**REQUESTS:**
A. According to the piece on depictions of the galactic center, where did Asimov first place Trantor?
B. Set down everything in the piece on depictions of the galactic center from "The home of" down to "scam. Or something.", word for word.

The Empire Star, a point where space and time are multiplex.


In Empire Star by Samuel Delany, Jo is entrusted to carry a message to the Empire Star at the center of the galaxy. Otherwise known as Aurigae, an eclipsing binary star rotating around a single point in space. There, the temporal present joins the spatial past and the possible future, and only the most "multiplex" of individuals is able to find their way out again the same way they went in.

A fabulous prize!


In Dimension Of Miracles by Robert Scheckley, a man named Carmody discovers he's won the Intergalactic Sweepstakes. He's whisked to the center of the galaxy to receive his prize — a weird talking object that keeps changing shape. There's only one catch: He has no clue how to get home to Earth.

The headquarters of the Galactic Empire:


In Isaac Asimov's Foundation series, Asimov originally placed the headquarters of the Empire, Trantor, at the dead center of the galaxy. Later, when astronomers gained more knowledge about the center of the galaxy, Asimov amended this to say that Trantor was as close to the galactic center as human habitability allowed.

The home of God!

Ironically, a 1975 Star Trek galactic atlas accurately describes the center of the galaxy as being Sagittarius-A, the supermassive black hole — only one year after astronomers discovered the existence of Sagittarius-A. So Trek lore was actually super cutting edge and highly accurate about the center of our galaxy... until some 14 years later, when Shatner directed Star Trek V: The Final Frontier. Ha. So now, according to Trek, the center of the galaxy contains the mythical planet Sha Ka Ree, said to be the homeworld of God. Except, of course, that it's all a scam. Or something.

The heart of our "Great Mother":


According to the New Age spiritual book 2012 and the Galactic Center, in a couple of years our planet will align with the center of the galaxy for the first time in 26,000 years. And this will allow ordinary humans to experience the kind of heightened awareness usually only reserved for shamans and sages and stuff. Author Christine Page "explains that, as the source of all creation, our galaxy is the Great Mother and its center, her heart. Auspiciously aligning Earth with the heart of the Great Mother, the Galactic Alignment heralds a rebirth of the divine feminine qualities of the Triple Goddess—intuition, emotional creativity, and renewal." It makes total sense.

An alien race who live in the inhospitable galactic core because they don't like other races:


In Greg Egan's Incandescence, almost nobody can go into the "white hot" core of the galaxy. But there's a race living there, who are so aloof that they don't want to talk to any other races. And they are called... the Aloof. From the book's blurb:

The Amalgam spans the nearly entire galaxy, and is composed of innumerable beings from a wild variety of races, some human or near it, some entirely other. The one place that they cannot go is the bulge, the bright, hot center of the galaxy. There dwell the Aloof, who for millions of years have deflected any and all attempts to communicate with or visit them.

**DATA PROVIDED:**
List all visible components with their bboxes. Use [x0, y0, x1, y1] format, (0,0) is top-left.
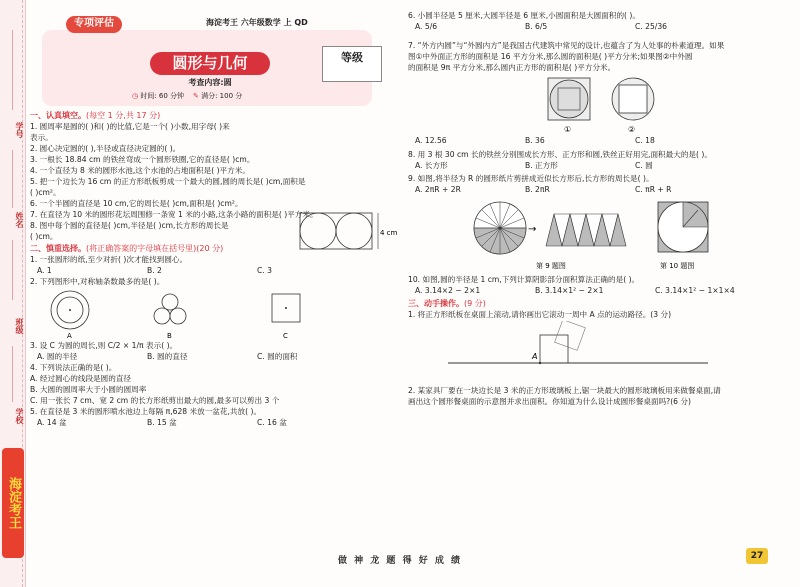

**RESULTS IN ORDER:**
A. At the dead center of the galaxy.

B.
The home of God!

Ironically, a 1975 Star Trek galactic atlas accurately describes the center of the galaxy as being Sagittarius-A, the supermassive black hole — only one year after astronomers discovered the existence of Sagittarius-A. So Trek lore was actually super cutting edge and highly accurate about the center of our galaxy... until some 14 years later, when Shatner directed Star Trek V: The Final Frontier. Ha. So now, according to Trek, the center of the galaxy contains the mythical planet Sha Ka Ree, said to be the homeworld of God. Except, of course, that it's all a scam. Or something.